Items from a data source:
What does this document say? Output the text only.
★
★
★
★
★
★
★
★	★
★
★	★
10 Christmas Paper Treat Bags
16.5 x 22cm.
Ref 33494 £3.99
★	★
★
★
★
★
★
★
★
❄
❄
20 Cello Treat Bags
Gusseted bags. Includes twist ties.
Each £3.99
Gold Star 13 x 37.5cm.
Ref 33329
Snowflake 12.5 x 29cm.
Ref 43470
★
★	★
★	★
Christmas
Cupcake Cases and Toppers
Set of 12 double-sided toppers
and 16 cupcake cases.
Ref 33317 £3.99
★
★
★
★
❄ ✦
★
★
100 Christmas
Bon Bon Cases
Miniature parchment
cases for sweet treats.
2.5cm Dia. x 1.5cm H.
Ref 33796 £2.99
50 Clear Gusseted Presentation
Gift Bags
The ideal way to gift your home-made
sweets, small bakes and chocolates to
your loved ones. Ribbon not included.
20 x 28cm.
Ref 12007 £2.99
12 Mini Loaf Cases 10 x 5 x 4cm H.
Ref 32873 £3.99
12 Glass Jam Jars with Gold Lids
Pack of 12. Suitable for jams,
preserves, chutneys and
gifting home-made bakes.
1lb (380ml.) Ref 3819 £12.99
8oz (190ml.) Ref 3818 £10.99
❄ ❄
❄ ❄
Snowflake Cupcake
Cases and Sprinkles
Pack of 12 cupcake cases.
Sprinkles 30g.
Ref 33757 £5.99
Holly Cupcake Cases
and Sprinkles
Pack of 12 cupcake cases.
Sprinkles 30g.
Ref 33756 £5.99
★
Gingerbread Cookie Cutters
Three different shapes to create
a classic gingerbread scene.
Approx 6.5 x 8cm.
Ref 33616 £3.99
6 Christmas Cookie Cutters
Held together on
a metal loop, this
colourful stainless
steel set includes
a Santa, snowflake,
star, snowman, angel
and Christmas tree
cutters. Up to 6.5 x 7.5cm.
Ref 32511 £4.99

__WHAT YOU WILL DO__: All the data must be duplicated exactly, with nothing added or removed.

__THE ANSWER__:
What does this document say? Output the text only.
★
★
★
★
★
★
★
★	★
★
★	★
10 Christmas Paper Treat Bags
16.5 x 22cm.
Ref 33494 £3.99
★	★
★
★
★
★
★
★
★
❄
❄
20 Cello Treat Bags
Gusseted bags. Includes twist ties.
Each £3.99
Gold Star 13 x 37.5cm.
Ref 33329
Snowflake 12.5 x 29cm.
Ref 43470
★
★	★
★	★
Christmas
Cupcake Cases and Toppers
Set of 12 double-sided toppers
and 16 cupcake cases.
Ref 33317 £3.99
★
★
★
★
❄ ✦
★
★
100 Christmas
Bon Bon Cases
Miniature parchment
cases for sweet treats.
2.5cm Dia. x 1.5cm H.
Ref 33796 £2.99
50 Clear Gusseted Presentation
Gift Bags
The ideal way to gift your home-made
sweets, small bakes and chocolates to
your loved ones. Ribbon not included.
20 x 28cm.
Ref 12007 £2.99
12 Mini Loaf Cases 10 x 5 x 4cm H.
Ref 32873 £3.99
12 Glass Jam Jars with Gold Lids
Pack of 12. Suitable for jams,
preserves, chutneys and
gifting home-made bakes.
1lb (380ml.) Ref 3819 £12.99
8oz (190ml.) Ref 3818 £10.99
❄ ❄
❄ ❄
Snowflake Cupcake
Cases and Sprinkles
Pack of 12 cupcake cases.
Sprinkles 30g.
Ref 33757 £5.99
Holly Cupcake Cases
and Sprinkles
Pack of 12 cupcake cases.
Sprinkles 30g.
Ref 33756 £5.99
★
Gingerbread Cookie Cutters
Three different shapes to create
a classic gingerbread scene.
Approx 6.5 x 8cm.
Ref 33616 £3.99
6 Christmas Cookie Cutters
Held together on
a metal loop, this
colourful stainless
steel set includes
a Santa, snowflake,
star, snowman, angel
and Christmas tree
cutters. Up to 6.5 x 7.5cm.
Ref 32511 £4.99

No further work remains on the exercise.